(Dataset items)
----
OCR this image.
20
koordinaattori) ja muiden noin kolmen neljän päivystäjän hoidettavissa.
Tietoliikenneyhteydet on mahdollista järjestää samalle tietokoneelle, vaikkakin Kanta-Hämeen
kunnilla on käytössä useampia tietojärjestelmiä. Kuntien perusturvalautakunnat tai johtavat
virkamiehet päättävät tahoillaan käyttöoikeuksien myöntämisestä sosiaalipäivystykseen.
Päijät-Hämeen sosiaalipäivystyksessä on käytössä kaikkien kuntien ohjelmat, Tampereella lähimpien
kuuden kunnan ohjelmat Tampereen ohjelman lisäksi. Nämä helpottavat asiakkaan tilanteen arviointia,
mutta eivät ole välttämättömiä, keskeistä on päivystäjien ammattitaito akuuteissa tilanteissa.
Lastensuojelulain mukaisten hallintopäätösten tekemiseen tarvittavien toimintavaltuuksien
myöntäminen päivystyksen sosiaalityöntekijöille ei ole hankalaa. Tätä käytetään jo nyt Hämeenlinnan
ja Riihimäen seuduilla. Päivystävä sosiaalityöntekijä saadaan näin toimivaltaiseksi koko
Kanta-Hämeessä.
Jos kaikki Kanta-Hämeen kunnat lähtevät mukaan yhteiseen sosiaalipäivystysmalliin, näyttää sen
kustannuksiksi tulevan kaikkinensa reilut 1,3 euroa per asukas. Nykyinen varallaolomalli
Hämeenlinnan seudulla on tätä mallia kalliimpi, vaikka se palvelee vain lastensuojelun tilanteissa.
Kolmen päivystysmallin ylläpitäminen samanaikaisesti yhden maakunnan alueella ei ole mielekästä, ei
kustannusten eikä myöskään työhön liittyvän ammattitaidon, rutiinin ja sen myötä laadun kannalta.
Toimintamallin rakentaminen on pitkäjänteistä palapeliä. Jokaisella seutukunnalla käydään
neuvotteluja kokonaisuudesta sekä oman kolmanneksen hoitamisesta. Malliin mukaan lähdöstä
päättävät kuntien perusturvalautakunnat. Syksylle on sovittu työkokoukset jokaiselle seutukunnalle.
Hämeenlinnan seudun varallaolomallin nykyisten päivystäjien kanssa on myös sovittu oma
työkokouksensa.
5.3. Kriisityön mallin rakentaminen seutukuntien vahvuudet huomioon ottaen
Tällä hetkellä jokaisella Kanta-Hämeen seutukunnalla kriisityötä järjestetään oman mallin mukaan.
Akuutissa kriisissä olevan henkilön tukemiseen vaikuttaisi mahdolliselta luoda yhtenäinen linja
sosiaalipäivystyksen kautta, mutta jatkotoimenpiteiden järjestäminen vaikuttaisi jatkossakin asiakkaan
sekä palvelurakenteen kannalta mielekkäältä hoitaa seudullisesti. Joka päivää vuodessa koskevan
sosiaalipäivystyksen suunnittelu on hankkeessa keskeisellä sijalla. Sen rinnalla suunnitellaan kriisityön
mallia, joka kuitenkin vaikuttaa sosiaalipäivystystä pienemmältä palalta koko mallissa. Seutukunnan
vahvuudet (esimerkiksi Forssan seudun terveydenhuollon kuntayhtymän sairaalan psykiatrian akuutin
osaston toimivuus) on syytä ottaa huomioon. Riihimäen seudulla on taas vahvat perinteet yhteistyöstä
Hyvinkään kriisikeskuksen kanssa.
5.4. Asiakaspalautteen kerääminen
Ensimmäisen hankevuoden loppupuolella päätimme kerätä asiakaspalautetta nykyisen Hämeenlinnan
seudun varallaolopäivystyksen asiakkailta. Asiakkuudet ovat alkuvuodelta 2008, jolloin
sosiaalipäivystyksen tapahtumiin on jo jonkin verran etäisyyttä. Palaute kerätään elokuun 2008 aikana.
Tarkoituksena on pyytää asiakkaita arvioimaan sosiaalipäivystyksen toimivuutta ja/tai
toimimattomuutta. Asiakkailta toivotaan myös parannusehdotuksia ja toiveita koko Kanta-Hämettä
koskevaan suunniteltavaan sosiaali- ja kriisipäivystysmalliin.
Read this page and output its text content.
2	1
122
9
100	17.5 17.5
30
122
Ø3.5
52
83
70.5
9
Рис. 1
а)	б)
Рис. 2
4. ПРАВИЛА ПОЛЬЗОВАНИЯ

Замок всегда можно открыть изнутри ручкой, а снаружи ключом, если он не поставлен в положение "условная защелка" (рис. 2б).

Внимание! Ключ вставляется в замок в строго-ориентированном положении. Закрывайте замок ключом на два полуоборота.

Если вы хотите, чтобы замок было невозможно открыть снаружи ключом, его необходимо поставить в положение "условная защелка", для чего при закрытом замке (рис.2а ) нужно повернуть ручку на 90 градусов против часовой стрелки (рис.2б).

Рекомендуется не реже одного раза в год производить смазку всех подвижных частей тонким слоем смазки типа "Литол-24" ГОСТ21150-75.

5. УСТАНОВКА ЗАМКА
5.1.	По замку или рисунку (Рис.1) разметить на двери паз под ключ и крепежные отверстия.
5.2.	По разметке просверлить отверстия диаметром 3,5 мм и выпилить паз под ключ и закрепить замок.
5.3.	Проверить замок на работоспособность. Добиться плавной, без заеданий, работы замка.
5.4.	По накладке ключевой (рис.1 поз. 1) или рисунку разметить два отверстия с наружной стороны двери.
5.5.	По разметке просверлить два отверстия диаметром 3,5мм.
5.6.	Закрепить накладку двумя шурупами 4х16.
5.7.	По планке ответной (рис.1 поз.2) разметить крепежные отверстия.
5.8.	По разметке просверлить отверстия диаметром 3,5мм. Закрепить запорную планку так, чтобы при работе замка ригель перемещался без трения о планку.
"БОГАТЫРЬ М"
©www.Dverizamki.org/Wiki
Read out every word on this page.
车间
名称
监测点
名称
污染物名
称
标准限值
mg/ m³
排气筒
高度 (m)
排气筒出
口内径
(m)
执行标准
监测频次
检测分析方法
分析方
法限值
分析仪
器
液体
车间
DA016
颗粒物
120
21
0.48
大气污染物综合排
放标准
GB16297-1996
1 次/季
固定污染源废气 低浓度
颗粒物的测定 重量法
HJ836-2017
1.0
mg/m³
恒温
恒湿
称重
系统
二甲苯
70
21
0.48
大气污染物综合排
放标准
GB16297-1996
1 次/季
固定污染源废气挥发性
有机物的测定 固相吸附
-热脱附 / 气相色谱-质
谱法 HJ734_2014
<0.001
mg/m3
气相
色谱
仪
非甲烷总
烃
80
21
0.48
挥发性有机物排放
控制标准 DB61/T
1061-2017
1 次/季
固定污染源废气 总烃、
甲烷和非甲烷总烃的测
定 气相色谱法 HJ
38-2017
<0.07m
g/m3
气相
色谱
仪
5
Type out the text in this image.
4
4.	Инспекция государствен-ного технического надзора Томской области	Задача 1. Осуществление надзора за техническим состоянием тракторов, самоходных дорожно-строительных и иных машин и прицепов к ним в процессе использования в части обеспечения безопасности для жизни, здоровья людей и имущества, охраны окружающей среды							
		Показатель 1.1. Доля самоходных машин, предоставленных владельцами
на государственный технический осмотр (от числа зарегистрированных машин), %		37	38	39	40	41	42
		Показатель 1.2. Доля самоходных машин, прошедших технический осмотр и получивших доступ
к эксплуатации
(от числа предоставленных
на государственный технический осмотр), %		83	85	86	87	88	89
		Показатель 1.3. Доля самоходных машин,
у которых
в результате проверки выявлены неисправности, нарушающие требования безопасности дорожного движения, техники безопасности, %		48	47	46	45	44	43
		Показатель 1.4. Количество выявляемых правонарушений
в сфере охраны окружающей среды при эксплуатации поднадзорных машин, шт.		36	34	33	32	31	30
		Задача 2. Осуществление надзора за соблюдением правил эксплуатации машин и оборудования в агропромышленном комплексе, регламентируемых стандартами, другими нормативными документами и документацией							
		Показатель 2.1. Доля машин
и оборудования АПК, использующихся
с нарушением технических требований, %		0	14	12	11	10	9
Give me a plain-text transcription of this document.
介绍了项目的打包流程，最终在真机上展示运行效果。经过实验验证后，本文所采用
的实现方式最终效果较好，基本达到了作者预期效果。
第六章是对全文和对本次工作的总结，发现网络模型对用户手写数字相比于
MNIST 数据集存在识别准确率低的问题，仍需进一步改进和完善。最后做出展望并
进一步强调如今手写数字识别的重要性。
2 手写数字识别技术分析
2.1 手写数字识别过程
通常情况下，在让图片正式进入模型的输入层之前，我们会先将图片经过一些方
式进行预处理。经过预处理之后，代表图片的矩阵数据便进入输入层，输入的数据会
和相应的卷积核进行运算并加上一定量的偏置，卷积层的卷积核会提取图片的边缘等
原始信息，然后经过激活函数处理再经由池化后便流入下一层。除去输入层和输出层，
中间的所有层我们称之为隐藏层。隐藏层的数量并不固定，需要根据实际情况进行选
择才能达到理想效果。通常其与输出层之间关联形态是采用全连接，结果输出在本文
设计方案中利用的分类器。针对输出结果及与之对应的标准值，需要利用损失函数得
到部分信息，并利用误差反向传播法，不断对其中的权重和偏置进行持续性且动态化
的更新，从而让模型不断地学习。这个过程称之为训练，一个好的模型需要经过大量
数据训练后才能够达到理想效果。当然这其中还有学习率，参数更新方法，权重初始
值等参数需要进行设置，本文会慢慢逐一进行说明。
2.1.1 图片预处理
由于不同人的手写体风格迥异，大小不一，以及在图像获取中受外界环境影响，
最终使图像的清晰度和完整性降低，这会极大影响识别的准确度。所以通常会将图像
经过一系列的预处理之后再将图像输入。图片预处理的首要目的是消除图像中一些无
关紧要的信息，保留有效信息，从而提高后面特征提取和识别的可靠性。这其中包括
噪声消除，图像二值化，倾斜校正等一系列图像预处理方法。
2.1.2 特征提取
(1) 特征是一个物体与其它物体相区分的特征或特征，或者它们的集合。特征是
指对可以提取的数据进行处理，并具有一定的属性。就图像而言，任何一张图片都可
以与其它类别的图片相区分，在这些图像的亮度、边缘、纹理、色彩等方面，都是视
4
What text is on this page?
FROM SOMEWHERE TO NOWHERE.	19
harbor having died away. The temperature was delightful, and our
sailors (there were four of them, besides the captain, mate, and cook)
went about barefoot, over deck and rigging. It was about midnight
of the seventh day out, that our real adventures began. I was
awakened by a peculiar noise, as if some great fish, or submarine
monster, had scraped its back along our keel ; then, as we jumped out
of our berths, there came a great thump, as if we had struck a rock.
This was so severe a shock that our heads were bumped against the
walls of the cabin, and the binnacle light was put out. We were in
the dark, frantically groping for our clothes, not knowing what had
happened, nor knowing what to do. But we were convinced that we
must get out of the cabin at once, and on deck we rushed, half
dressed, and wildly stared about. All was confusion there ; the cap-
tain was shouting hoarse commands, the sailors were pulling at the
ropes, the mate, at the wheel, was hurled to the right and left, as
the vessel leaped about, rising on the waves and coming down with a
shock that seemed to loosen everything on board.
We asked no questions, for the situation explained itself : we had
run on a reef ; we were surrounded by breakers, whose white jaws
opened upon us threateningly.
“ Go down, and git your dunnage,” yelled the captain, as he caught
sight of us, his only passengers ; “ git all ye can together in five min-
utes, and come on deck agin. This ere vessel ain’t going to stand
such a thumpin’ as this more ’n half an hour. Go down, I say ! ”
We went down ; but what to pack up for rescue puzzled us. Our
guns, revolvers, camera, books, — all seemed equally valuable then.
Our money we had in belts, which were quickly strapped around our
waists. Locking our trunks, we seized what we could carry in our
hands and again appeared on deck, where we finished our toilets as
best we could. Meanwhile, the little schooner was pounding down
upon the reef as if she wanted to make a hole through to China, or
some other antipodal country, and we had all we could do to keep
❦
----
*Brief:*
Find the word "снаружи" in the material, then list each line that holds it.

*Finished exercise:*
Замок всегда можно открыть изнутри ручкой, а снаружи ключом, если он не поставлен в положение "условная защелка" (рис. 2б).
Если вы хотите, чтобы замок было невозможно открыть снаружи ключом, его необходимо поставить в положение "условная защелка", для чего при закрытом замке (рис.2а ) нужно повернуть ручку на 90 градусов против часовой стрелки (рис.2б).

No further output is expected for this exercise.